((

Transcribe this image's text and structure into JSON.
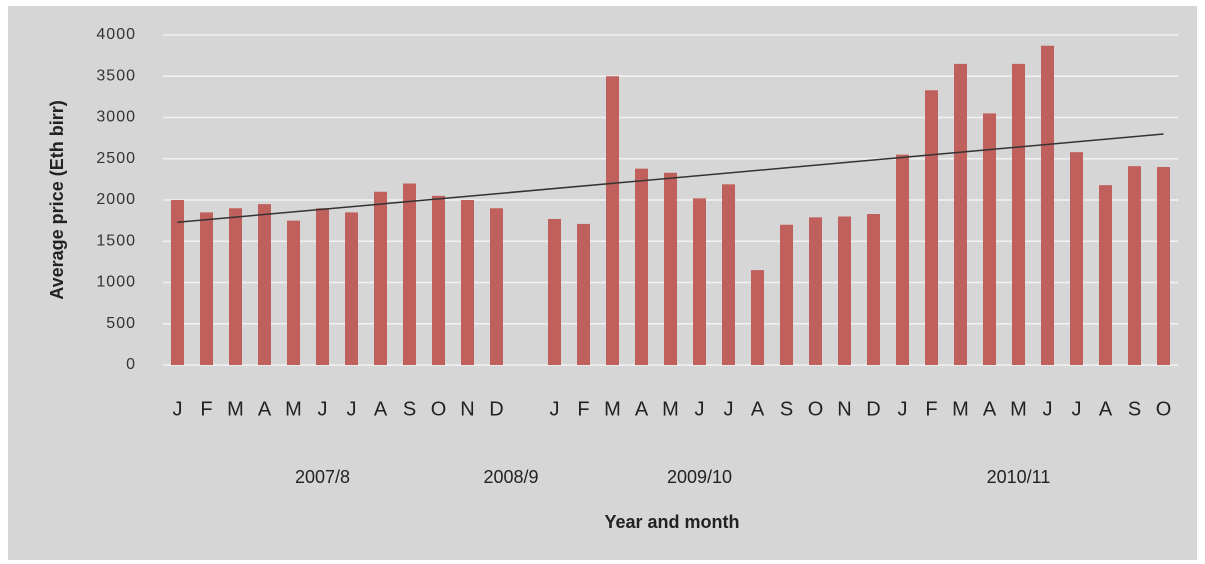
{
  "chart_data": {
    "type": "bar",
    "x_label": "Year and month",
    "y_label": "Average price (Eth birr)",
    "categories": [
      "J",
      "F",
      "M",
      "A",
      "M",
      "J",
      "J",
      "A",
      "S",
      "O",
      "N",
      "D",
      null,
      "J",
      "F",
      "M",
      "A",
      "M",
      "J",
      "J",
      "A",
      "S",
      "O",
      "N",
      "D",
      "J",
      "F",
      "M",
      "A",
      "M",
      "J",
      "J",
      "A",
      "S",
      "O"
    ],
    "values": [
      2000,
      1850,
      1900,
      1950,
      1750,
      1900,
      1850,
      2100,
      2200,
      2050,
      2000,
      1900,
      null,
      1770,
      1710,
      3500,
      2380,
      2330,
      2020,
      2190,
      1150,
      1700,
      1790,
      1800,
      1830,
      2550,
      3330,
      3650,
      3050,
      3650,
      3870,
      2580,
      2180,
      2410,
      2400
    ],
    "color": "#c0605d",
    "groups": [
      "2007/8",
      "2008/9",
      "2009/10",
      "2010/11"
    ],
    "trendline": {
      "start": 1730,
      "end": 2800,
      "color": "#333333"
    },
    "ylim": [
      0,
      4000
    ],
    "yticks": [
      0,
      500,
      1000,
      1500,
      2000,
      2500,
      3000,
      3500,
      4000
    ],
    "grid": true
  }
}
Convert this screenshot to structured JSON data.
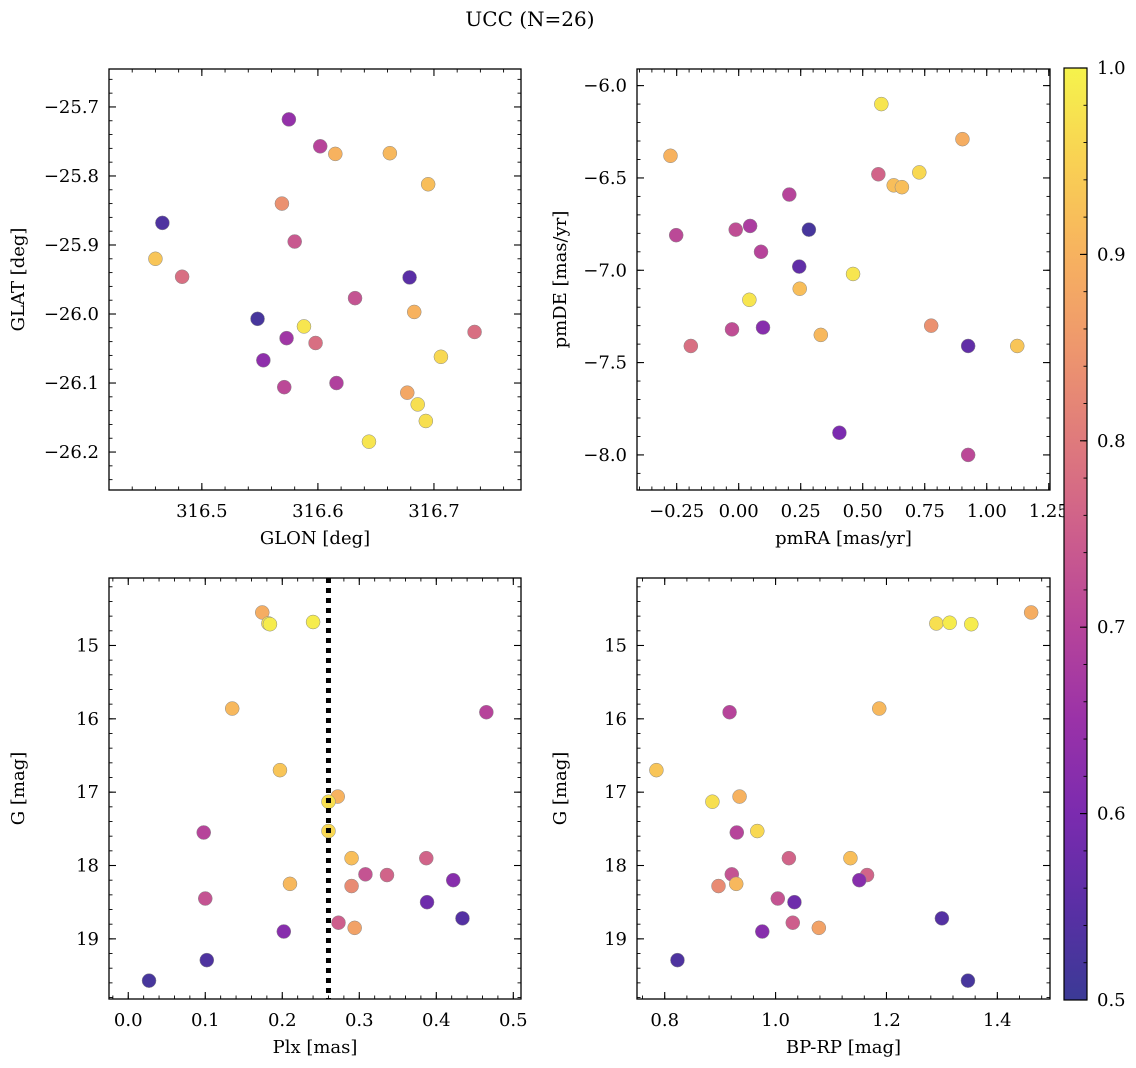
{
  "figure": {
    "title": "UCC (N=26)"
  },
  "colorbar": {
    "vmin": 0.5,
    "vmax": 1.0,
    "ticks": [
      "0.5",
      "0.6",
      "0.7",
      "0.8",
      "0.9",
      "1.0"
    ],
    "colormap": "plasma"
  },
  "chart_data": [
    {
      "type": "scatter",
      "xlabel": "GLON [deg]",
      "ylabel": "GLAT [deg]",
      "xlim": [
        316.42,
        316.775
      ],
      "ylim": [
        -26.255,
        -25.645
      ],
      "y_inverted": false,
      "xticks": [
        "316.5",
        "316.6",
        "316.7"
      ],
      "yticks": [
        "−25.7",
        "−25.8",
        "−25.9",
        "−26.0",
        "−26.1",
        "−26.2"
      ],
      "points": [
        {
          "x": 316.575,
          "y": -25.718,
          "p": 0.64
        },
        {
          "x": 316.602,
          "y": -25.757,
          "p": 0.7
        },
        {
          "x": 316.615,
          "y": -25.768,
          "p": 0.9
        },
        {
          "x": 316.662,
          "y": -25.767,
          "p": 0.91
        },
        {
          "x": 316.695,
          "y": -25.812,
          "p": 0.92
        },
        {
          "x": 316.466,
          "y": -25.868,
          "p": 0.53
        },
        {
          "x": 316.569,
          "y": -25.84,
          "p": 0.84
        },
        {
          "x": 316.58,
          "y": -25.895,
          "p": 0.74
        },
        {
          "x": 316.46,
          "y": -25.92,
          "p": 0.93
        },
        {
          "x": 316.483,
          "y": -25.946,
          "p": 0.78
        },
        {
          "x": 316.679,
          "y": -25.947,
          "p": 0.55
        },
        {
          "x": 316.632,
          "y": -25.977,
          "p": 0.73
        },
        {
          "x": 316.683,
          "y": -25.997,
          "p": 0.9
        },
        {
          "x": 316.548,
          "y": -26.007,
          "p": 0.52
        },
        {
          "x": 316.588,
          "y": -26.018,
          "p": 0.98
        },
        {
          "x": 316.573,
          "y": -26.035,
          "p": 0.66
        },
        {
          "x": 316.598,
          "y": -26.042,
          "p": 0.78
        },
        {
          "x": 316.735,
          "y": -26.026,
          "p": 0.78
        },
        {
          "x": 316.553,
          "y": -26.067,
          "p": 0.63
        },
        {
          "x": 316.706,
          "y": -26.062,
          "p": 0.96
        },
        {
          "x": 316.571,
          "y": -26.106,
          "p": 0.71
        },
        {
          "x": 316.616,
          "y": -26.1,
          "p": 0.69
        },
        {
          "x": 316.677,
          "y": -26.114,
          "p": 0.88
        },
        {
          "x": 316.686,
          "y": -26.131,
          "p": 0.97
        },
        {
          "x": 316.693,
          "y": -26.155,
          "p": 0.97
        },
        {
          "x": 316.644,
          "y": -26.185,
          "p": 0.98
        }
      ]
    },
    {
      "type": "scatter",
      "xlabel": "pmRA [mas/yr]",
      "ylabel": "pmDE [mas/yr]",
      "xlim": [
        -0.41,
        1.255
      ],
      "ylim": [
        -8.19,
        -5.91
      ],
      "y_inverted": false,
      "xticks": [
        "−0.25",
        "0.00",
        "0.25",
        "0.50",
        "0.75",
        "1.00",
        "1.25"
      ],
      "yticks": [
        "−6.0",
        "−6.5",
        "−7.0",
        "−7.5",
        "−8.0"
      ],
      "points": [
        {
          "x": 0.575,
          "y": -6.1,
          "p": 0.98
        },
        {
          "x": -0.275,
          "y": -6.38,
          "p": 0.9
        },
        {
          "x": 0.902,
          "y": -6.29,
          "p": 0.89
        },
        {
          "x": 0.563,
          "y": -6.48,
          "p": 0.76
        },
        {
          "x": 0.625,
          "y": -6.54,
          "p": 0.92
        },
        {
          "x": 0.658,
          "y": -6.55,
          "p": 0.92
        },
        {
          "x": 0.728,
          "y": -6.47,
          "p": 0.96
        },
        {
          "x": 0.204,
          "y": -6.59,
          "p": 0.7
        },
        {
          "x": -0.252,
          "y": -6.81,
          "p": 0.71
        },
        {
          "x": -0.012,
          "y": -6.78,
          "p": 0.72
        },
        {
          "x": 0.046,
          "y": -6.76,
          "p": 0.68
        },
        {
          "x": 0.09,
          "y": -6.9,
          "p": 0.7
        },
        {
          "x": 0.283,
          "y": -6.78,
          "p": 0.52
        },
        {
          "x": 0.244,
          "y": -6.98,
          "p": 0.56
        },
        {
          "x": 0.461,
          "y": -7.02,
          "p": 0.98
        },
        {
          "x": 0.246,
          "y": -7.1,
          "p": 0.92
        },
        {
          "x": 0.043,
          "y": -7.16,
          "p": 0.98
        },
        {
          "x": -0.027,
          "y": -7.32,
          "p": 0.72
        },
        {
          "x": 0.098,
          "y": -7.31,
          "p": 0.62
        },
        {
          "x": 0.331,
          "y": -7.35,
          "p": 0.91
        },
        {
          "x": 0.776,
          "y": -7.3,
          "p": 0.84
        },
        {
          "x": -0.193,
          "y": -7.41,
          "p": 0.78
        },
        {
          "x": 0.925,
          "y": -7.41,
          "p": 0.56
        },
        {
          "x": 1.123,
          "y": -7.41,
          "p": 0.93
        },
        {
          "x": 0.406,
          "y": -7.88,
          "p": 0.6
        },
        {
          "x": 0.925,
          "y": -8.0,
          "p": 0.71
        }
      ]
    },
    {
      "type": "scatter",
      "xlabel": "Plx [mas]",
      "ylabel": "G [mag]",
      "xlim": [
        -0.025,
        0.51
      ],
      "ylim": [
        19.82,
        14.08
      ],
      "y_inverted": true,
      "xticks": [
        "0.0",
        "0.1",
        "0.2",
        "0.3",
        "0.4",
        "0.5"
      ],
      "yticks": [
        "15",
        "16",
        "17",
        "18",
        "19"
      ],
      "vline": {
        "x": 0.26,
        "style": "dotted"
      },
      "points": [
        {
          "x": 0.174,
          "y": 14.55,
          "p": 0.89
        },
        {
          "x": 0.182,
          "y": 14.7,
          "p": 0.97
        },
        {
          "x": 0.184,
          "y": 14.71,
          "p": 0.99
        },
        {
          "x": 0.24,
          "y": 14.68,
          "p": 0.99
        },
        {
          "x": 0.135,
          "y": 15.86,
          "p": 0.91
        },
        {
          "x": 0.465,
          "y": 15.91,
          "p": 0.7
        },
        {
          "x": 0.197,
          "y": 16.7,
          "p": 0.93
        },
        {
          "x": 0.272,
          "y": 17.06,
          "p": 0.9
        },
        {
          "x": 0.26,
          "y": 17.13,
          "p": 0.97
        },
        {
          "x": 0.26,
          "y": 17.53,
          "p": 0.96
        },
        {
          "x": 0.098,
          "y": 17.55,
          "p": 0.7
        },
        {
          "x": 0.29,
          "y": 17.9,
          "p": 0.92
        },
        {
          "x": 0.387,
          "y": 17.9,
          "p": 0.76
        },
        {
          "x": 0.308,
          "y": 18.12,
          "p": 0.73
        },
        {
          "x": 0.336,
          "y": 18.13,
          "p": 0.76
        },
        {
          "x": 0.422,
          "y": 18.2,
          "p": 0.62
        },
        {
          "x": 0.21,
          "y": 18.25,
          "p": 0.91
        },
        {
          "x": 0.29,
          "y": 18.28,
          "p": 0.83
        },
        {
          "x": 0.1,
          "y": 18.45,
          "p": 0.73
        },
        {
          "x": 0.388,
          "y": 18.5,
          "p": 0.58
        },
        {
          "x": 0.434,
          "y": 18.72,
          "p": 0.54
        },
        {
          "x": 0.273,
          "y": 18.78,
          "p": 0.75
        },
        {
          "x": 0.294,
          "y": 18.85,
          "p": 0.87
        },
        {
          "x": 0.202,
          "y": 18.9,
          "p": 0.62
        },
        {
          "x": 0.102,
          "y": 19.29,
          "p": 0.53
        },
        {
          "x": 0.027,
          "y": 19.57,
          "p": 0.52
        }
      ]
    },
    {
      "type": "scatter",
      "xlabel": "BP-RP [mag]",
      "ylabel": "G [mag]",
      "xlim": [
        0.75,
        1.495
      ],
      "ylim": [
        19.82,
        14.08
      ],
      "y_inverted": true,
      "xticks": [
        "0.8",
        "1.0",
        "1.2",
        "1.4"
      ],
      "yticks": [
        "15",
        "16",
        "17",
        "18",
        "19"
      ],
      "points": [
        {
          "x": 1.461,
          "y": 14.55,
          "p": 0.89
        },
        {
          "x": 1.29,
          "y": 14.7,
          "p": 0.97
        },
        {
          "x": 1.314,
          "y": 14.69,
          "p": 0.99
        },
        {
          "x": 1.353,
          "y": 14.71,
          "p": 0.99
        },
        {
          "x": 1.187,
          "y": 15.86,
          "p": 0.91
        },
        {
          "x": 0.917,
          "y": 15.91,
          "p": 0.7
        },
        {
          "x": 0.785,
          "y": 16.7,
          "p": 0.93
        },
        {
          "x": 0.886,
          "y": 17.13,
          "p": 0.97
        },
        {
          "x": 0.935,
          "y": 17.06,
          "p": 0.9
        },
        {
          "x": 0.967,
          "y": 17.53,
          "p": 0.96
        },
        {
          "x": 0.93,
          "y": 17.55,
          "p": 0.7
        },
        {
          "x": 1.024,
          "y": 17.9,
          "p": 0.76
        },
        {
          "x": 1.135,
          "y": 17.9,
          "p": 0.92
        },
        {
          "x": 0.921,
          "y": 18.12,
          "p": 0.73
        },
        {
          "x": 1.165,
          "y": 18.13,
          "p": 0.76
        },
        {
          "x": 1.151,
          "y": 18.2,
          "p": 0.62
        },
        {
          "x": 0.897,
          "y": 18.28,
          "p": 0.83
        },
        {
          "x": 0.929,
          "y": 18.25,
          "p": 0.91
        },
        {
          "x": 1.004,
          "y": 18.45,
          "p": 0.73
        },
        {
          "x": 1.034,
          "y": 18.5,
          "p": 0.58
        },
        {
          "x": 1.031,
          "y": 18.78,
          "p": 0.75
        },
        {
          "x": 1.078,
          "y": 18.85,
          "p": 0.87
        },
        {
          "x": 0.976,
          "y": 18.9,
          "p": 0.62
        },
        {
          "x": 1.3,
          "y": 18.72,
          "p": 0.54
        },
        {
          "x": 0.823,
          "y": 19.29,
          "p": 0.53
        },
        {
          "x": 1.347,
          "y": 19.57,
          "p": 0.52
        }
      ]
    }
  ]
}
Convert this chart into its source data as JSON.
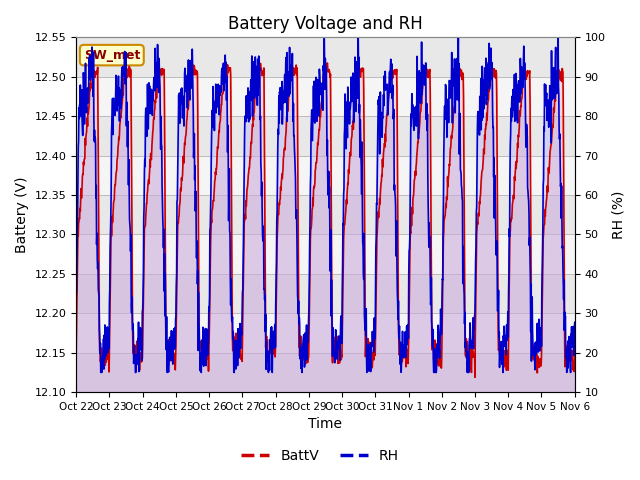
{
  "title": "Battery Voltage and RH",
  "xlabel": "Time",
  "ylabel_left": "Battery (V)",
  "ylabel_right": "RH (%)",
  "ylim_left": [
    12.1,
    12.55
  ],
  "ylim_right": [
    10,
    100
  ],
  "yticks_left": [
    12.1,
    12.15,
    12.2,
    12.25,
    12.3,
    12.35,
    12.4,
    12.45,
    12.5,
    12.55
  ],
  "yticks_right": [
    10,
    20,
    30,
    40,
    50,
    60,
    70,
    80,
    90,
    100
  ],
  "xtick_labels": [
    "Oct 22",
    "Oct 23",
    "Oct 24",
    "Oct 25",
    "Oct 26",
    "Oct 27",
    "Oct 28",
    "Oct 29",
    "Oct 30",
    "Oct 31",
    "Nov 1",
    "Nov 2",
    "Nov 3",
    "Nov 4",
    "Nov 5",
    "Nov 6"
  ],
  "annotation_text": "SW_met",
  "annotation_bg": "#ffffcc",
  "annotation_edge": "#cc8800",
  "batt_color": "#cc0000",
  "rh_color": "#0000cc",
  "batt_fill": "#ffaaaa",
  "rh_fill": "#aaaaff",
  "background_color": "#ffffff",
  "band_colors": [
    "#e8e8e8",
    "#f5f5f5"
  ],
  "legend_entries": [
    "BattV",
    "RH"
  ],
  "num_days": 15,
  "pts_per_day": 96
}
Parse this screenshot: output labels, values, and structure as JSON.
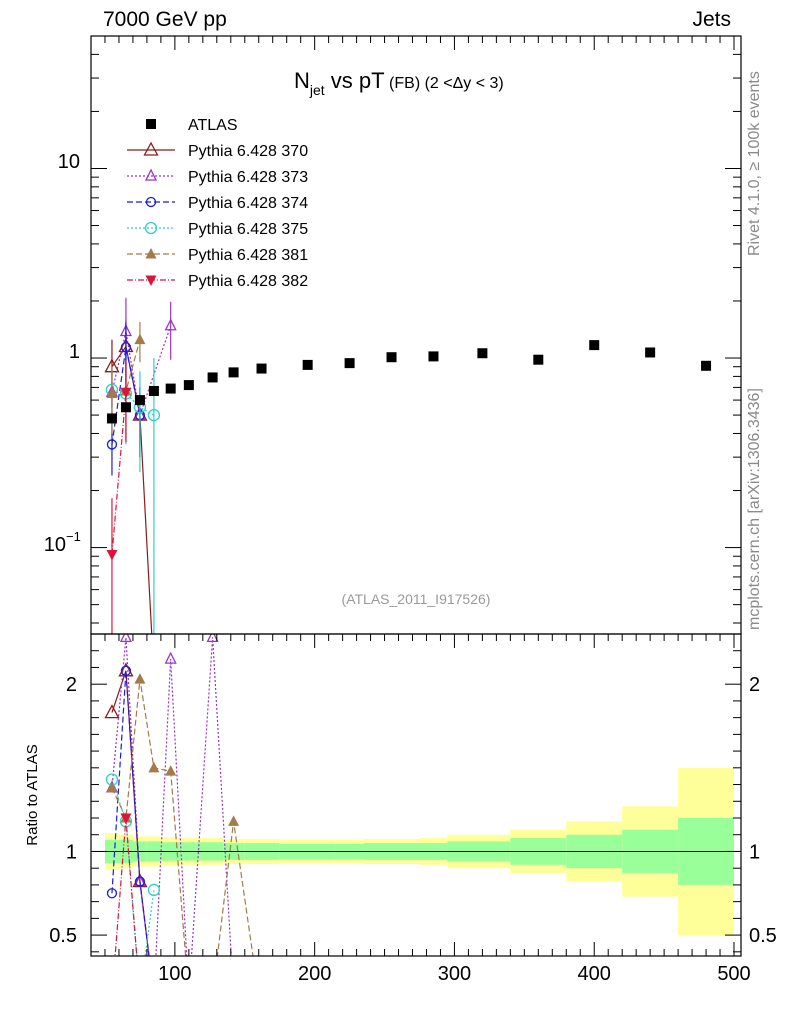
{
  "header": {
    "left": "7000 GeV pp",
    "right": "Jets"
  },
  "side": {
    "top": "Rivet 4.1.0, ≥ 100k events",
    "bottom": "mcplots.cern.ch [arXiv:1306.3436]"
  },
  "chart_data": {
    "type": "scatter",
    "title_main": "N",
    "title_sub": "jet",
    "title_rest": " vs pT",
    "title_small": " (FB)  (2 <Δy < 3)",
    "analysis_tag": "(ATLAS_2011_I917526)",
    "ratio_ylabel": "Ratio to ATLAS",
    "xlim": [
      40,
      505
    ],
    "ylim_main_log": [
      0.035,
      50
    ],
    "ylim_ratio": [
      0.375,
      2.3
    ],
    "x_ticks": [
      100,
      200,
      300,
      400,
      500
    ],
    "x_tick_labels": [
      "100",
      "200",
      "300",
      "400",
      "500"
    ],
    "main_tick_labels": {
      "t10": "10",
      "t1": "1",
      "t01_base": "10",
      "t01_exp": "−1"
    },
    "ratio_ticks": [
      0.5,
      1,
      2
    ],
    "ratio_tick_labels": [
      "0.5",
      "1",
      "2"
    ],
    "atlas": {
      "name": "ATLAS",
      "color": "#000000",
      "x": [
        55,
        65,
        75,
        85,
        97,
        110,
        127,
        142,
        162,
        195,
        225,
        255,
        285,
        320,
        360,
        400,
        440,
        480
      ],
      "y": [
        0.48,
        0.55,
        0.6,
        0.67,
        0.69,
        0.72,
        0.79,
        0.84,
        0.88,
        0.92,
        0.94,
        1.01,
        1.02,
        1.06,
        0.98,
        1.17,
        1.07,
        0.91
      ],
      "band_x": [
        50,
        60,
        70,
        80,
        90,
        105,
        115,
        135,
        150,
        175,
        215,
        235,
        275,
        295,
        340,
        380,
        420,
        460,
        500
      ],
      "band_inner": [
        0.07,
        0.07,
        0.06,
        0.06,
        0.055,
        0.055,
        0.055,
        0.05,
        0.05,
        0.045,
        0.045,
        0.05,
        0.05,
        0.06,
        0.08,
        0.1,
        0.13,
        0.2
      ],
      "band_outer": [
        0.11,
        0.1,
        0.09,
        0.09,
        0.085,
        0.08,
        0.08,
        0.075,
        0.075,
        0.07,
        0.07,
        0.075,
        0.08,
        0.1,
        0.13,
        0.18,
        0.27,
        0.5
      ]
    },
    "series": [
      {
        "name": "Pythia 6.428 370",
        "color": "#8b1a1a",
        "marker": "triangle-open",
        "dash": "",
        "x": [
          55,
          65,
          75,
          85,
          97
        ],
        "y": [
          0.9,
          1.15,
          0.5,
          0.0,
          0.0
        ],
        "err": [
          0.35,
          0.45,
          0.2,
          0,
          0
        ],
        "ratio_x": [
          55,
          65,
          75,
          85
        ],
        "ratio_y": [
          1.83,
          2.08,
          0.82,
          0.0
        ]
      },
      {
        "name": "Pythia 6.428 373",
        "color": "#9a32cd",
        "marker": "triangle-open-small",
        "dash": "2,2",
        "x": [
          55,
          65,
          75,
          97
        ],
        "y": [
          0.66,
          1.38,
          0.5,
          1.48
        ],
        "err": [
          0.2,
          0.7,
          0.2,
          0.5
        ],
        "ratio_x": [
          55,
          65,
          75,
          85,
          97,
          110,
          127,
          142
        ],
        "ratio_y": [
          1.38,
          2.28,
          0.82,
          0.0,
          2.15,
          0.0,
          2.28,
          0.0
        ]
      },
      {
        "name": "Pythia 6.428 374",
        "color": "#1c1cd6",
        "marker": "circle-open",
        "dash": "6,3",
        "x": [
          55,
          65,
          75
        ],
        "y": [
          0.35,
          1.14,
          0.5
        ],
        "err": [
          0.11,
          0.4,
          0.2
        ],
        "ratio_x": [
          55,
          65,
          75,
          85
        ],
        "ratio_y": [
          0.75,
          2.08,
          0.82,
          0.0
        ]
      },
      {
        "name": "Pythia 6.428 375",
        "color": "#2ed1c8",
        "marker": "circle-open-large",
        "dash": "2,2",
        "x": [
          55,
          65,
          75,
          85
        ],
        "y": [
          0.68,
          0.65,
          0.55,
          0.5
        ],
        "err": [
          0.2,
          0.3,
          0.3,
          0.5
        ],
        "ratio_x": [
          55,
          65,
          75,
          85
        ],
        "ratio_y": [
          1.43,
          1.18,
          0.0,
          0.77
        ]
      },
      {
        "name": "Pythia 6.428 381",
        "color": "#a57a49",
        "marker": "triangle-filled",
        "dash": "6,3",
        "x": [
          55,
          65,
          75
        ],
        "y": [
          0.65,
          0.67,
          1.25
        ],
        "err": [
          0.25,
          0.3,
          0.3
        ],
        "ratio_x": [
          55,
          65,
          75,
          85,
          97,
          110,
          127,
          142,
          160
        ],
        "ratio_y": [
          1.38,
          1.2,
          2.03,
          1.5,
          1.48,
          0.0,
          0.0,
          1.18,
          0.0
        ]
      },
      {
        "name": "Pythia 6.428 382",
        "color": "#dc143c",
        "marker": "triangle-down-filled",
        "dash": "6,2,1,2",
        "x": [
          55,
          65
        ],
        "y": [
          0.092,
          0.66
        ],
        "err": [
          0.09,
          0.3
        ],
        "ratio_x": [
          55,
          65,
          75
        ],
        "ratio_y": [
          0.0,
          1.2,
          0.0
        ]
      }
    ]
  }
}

))

◆ TASK DETAILS
Copy out the lines that hold "values".

◆ TASK RESPONSE
    "values": [
Parse this screenshot: output labels, values, and structure as JSON.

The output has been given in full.